[Some records]
+++

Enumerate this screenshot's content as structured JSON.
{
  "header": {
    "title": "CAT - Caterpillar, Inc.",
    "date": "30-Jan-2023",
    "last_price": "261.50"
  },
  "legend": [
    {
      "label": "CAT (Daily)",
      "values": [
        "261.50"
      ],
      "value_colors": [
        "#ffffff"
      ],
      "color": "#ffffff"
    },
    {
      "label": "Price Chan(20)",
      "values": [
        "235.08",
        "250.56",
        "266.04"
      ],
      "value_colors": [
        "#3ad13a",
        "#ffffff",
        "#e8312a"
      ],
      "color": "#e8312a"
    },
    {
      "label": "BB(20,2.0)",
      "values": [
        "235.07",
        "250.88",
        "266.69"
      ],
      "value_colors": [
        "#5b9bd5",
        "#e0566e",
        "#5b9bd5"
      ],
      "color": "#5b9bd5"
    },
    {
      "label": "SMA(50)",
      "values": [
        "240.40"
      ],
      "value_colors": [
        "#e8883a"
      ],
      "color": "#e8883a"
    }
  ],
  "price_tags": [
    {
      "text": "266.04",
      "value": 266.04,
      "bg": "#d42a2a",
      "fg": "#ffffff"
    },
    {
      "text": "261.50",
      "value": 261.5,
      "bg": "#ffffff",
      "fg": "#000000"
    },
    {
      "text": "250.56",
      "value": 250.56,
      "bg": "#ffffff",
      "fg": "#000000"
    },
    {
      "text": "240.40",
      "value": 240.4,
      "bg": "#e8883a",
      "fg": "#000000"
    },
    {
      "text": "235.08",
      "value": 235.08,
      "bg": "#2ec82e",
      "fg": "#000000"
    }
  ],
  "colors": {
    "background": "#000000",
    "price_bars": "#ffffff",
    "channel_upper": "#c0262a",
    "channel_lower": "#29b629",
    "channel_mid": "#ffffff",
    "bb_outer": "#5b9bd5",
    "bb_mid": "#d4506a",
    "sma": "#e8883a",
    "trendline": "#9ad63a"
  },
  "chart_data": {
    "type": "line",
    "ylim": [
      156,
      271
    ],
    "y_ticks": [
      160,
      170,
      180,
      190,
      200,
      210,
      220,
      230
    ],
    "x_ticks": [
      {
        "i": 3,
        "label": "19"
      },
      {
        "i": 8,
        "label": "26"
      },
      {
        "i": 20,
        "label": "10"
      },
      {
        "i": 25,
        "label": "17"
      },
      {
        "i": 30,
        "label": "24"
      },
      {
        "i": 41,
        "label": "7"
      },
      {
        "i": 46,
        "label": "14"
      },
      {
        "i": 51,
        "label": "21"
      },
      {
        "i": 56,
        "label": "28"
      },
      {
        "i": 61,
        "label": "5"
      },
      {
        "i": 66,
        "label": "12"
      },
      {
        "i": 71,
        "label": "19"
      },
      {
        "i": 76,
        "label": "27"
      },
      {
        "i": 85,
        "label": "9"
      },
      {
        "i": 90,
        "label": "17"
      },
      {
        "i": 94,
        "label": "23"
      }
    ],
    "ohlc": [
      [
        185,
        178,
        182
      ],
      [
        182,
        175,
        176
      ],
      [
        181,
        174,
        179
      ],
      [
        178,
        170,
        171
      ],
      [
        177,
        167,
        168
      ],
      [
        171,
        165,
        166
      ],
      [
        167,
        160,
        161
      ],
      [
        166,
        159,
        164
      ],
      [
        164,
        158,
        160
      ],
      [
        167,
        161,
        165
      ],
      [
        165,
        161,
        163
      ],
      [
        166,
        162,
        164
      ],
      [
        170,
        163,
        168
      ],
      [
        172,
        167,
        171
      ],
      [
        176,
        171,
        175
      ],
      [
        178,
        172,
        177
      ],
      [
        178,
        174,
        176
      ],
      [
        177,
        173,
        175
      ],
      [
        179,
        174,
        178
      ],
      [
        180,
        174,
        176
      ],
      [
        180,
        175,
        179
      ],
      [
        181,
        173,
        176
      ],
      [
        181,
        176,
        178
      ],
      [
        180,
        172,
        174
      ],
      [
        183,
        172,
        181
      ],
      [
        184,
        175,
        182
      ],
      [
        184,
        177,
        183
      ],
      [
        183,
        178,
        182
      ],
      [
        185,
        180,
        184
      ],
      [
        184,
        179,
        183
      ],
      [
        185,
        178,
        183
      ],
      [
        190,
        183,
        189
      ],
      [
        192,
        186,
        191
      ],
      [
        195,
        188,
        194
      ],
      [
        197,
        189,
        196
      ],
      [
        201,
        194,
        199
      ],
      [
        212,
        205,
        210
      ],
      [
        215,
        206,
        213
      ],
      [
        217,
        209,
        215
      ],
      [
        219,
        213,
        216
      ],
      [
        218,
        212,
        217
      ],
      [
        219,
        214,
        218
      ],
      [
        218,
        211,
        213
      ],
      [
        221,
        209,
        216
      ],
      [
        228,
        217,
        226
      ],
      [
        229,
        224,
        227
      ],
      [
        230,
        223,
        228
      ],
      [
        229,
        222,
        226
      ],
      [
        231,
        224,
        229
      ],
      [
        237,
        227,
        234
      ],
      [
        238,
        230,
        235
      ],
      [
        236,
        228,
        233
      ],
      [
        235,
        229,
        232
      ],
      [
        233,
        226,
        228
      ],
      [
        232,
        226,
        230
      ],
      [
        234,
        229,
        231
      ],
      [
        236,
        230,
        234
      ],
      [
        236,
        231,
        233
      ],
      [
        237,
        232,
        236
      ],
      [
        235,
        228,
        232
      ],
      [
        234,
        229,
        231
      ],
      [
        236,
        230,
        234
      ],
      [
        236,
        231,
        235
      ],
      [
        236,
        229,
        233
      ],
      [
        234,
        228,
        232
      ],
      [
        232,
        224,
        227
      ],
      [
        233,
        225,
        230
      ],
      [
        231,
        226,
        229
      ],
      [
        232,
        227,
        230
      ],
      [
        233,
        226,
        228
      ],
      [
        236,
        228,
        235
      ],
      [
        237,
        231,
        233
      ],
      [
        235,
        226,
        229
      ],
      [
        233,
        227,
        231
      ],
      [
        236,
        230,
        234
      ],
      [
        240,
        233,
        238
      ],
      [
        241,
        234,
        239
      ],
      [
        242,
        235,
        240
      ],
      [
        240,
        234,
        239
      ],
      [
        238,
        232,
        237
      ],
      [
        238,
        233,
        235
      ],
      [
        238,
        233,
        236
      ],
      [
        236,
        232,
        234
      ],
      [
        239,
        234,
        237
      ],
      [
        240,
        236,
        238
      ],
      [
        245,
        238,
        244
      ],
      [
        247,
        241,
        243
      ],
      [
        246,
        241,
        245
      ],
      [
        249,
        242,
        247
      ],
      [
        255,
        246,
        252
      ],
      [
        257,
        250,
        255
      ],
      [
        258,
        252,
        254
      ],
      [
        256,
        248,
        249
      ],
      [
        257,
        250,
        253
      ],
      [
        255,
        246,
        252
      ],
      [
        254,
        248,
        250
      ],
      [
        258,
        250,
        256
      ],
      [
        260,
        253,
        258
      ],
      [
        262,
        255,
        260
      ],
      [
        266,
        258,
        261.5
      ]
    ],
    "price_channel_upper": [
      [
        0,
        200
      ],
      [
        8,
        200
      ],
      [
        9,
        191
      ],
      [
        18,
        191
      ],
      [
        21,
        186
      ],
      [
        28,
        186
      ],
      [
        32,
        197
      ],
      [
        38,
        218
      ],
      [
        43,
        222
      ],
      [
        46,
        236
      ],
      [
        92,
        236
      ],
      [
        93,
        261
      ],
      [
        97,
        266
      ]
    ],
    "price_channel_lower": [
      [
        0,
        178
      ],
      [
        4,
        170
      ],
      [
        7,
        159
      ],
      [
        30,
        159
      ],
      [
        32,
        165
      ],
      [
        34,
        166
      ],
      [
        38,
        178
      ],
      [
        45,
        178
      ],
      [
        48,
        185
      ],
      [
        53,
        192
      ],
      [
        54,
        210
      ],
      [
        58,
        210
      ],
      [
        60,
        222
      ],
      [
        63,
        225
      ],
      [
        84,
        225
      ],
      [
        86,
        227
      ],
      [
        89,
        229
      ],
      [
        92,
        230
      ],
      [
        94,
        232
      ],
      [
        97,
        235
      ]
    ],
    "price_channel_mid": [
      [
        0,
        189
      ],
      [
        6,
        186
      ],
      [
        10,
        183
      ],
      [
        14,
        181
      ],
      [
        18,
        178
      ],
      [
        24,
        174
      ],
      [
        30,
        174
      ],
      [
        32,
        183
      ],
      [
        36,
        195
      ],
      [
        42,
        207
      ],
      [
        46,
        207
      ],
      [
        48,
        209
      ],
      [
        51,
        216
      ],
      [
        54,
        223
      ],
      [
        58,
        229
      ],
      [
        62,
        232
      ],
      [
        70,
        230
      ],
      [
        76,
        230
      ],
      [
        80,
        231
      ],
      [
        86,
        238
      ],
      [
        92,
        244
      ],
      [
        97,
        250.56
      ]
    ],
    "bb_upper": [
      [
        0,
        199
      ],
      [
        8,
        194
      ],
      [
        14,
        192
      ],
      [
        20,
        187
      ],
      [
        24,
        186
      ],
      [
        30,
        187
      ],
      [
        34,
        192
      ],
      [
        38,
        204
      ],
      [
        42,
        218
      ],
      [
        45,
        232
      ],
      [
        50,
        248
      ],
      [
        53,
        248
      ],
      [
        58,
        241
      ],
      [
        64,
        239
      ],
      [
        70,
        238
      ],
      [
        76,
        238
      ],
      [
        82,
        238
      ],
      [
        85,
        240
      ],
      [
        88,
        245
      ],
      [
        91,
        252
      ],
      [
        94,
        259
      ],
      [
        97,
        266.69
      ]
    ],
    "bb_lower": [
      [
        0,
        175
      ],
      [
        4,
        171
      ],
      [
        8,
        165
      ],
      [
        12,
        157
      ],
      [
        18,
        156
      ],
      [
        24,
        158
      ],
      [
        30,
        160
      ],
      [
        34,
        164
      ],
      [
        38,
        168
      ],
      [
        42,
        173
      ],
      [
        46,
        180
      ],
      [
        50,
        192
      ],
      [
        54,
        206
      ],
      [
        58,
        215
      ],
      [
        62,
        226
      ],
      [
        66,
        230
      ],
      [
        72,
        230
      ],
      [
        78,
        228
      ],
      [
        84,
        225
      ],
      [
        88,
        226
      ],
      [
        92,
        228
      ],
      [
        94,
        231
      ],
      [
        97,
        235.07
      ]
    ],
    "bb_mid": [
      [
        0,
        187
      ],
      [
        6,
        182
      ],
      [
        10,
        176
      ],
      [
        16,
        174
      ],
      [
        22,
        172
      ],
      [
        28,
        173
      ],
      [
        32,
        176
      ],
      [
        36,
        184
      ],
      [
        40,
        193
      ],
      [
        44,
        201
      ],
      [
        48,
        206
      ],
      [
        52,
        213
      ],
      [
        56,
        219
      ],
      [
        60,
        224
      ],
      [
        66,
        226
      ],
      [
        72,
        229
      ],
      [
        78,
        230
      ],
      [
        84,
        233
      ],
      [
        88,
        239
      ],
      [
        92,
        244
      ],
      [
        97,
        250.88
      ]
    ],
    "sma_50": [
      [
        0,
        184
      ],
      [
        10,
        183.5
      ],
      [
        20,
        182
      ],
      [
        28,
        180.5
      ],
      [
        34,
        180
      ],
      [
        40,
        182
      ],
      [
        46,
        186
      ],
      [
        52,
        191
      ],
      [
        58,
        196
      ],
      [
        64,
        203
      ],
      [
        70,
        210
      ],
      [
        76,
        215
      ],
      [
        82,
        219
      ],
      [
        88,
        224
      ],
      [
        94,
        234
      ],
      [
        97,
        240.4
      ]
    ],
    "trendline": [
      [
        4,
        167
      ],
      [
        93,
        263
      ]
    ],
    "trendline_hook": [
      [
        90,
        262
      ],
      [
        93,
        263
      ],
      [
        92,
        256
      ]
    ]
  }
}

+++

_TASK TO CARRY OUT_
Give the number of lines that hold the word "text" in these records, with nothing added.

_SOLVED PROBLEM_
5